- _Written request_
Output the lines that follow exactly as they are.
* Begin Records for this task *
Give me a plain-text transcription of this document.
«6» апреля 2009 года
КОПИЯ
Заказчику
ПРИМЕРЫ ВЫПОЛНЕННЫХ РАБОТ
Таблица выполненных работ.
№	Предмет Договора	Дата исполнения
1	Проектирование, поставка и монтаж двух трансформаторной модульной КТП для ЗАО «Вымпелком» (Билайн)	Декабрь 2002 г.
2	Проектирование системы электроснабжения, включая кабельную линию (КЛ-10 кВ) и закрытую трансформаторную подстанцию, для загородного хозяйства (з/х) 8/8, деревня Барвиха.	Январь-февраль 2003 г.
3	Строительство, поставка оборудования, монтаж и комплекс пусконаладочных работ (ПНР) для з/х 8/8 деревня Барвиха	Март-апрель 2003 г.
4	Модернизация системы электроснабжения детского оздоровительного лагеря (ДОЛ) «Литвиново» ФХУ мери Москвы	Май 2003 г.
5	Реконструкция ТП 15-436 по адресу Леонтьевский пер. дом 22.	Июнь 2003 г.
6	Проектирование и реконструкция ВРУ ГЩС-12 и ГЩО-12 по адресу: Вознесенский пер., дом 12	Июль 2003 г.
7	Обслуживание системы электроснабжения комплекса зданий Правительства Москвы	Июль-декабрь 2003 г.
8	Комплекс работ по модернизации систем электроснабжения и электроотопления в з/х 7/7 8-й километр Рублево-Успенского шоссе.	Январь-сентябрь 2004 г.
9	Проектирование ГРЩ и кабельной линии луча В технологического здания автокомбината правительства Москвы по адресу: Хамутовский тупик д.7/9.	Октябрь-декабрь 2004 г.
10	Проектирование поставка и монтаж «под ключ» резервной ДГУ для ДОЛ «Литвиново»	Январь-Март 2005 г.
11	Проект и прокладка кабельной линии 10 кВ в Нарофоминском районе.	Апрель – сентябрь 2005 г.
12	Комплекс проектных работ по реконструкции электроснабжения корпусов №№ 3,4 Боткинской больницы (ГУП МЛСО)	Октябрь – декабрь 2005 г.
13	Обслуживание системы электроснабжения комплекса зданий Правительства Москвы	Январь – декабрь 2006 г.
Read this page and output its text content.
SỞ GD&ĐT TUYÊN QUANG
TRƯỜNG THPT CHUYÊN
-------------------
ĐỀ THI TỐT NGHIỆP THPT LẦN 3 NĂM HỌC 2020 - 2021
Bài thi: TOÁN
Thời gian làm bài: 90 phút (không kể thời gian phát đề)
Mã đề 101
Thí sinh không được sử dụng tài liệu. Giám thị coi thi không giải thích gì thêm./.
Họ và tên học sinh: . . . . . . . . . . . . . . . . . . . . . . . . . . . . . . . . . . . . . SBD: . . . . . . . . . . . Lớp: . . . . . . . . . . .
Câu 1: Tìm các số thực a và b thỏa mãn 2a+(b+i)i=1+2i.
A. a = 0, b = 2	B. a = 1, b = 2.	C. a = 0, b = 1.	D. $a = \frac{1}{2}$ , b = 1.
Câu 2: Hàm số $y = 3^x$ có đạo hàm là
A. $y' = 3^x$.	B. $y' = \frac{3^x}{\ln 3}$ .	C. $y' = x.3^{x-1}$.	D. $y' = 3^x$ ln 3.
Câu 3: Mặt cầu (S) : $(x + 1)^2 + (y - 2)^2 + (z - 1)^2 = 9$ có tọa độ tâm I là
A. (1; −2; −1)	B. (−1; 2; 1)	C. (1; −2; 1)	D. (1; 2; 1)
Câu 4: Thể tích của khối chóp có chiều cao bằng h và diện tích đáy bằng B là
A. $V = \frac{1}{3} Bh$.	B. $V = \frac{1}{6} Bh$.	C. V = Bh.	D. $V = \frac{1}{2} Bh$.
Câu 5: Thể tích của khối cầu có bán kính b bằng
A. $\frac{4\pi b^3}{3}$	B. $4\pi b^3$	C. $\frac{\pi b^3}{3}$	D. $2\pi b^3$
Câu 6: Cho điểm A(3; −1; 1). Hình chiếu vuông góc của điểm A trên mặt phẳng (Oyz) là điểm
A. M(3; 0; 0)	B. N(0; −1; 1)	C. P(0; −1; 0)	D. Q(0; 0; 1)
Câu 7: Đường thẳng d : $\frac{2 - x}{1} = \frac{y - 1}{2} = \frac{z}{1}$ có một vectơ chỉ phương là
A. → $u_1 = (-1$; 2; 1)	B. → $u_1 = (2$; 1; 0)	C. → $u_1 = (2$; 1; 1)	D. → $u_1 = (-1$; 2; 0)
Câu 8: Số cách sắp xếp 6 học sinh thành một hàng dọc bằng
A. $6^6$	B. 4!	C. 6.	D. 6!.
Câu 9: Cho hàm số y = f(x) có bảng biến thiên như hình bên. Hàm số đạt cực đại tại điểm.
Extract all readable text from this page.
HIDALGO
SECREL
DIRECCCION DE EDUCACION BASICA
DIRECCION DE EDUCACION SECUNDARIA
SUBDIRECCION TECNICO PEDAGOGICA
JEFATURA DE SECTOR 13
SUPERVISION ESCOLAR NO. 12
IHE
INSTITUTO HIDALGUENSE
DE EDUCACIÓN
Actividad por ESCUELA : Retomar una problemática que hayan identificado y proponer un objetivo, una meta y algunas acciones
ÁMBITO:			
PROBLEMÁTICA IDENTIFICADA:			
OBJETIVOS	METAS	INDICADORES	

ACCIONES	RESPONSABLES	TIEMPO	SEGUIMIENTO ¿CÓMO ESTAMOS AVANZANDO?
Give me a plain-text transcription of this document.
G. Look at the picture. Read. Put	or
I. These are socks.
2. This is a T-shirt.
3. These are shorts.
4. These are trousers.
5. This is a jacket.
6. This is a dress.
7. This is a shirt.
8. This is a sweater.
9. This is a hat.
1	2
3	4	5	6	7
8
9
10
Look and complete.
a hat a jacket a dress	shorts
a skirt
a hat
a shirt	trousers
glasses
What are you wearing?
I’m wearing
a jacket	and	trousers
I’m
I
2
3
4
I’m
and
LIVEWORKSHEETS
* End Records for this task *
- _Exercise solution_
Give me a plain-text transcription of this document.
«6» апреля 2009 года
КОПИЯ
Заказчику
ПРИМЕРЫ ВЫПОЛНЕННЫХ РАБОТ
Таблица выполненных работ.
№	Предмет Договора	Дата исполнения
1	Проектирование, поставка и монтаж двух трансформаторной модульной КТП для ЗАО «Вымпелком» (Билайн)	Декабрь 2002 г.
2	Проектирование системы электроснабжения, включая кабельную линию (КЛ-10 кВ) и закрытую трансформаторную подстанцию, для загородного хозяйства (з/х) 8/8, деревня Барвиха.	Январь-февраль 2003 г.
3	Строительство, поставка оборудования, монтаж и комплекс пусконаладочных работ (ПНР) для з/х 8/8 деревня Барвиха	Март-апрель 2003 г.
4	Модернизация системы электроснабжения детского оздоровительного лагеря (ДОЛ) «Литвиново» ФХУ мери Москвы	Май 2003 г.
5	Реконструкция ТП 15-436 по адресу Леонтьевский пер. дом 22.	Июнь 2003 г.
6	Проектирование и реконструкция ВРУ ГЩС-12 и ГЩО-12 по адресу: Вознесенский пер., дом 12	Июль 2003 г.
7	Обслуживание системы электроснабжения комплекса зданий Правительства Москвы	Июль-декабрь 2003 г.
8	Комплекс работ по модернизации систем электроснабжения и электроотопления в з/х 7/7 8-й километр Рублево-Успенского шоссе.	Январь-сентябрь 2004 г.
9	Проектирование ГРЩ и кабельной линии луча В технологического здания автокомбината правительства Москвы по адресу: Хамутовский тупик д.7/9.	Октябрь-декабрь 2004 г.
10	Проектирование поставка и монтаж «под ключ» резервной ДГУ для ДОЛ «Литвиново»	Январь-Март 2005 г.
11	Проект и прокладка кабельной линии 10 кВ в Нарофоминском районе.	Апрель – сентябрь 2005 г.
12	Комплекс проектных работ по реконструкции электроснабжения корпусов №№ 3,4 Боткинской больницы (ГУП МЛСО)	Октябрь – декабрь 2005 г.
13	Обслуживание системы электроснабжения комплекса зданий Правительства Москвы	Январь – декабрь 2006 г.
Read this page and output its text content.
SỞ GD&ĐT TUYÊN QUANG
TRƯỜNG THPT CHUYÊN
-------------------
ĐỀ THI TỐT NGHIỆP THPT LẦN 3 NĂM HỌC 2020 - 2021
Bài thi: TOÁN
Thời gian làm bài: 90 phút (không kể thời gian phát đề)
Mã đề 101
Thí sinh không được sử dụng tài liệu. Giám thị coi thi không giải thích gì thêm./.
Họ và tên học sinh: . . . . . . . . . . . . . . . . . . . . . . . . . . . . . . . . . . . . . SBD: . . . . . . . . . . . Lớp: . . . . . . . . . . .
Câu 1: Tìm các số thực a và b thỏa mãn 2a+(b+i)i=1+2i.
A. a = 0, b = 2	B. a = 1, b = 2.	C. a = 0, b = 1.	D. $a = \frac{1}{2}$ , b = 1.
Câu 2: Hàm số $y = 3^x$ có đạo hàm là
A. $y' = 3^x$.	B. $y' = \frac{3^x}{\ln 3}$ .	C. $y' = x.3^{x-1}$.	D. $y' = 3^x$ ln 3.
Câu 3: Mặt cầu (S) : $(x + 1)^2 + (y - 2)^2 + (z - 1)^2 = 9$ có tọa độ tâm I là
A. (1; −2; −1)	B. (−1; 2; 1)	C. (1; −2; 1)	D. (1; 2; 1)
Câu 4: Thể tích của khối chóp có chiều cao bằng h và diện tích đáy bằng B là
A. $V = \frac{1}{3} Bh$.	B. $V = \frac{1}{6} Bh$.	C. V = Bh.	D. $V = \frac{1}{2} Bh$.
Câu 5: Thể tích của khối cầu có bán kính b bằng
A. $\frac{4\pi b^3}{3}$	B. $4\pi b^3$	C. $\frac{\pi b^3}{3}$	D. $2\pi b^3$
Câu 6: Cho điểm A(3; −1; 1). Hình chiếu vuông góc của điểm A trên mặt phẳng (Oyz) là điểm
A. M(3; 0; 0)	B. N(0; −1; 1)	C. P(0; −1; 0)	D. Q(0; 0; 1)
Câu 7: Đường thẳng d : $\frac{2 - x}{1} = \frac{y - 1}{2} = \frac{z}{1}$ có một vectơ chỉ phương là
A. → $u_1 = (-1$; 2; 1)	B. → $u_1 = (2$; 1; 0)	C. → $u_1 = (2$; 1; 1)	D. → $u_1 = (-1$; 2; 0)
Câu 8: Số cách sắp xếp 6 học sinh thành một hàng dọc bằng
A. $6^6$	B. 4!	C. 6.	D. 6!.
Câu 9: Cho hàm số y = f(x) có bảng biến thiên như hình bên. Hàm số đạt cực đại tại điểm.
Extract all readable text from this page.
HIDALGO
SECREL
DIRECCCION DE EDUCACION BASICA
DIRECCION DE EDUCACION SECUNDARIA
SUBDIRECCION TECNICO PEDAGOGICA
JEFATURA DE SECTOR 13
SUPERVISION ESCOLAR NO. 12
IHE
INSTITUTO HIDALGUENSE
DE EDUCACIÓN
Actividad por ESCUELA : Retomar una problemática que hayan identificado y proponer un objetivo, una meta y algunas acciones
ÁMBITO:			
PROBLEMÁTICA IDENTIFICADA:			
OBJETIVOS	METAS	INDICADORES	

ACCIONES	RESPONSABLES	TIEMPO	SEGUIMIENTO ¿CÓMO ESTAMOS AVANZANDO?
Give me a plain-text transcription of this document.
G. Look at the picture. Read. Put	or
I. These are socks.
2. This is a T-shirt.
3. These are shorts.
4. These are trousers.
5. This is a jacket.
6. This is a dress.
7. This is a shirt.
8. This is a sweater.
9. This is a hat.
1	2
3	4	5	6	7
8
9
10
Look and complete.
a hat a jacket a dress	shorts
a skirt
a hat
a shirt	trousers
glasses
What are you wearing?
I’m wearing
a jacket	and	trousers
I’m
I
2
3
4
I’m
and
LIVEWORKSHEETS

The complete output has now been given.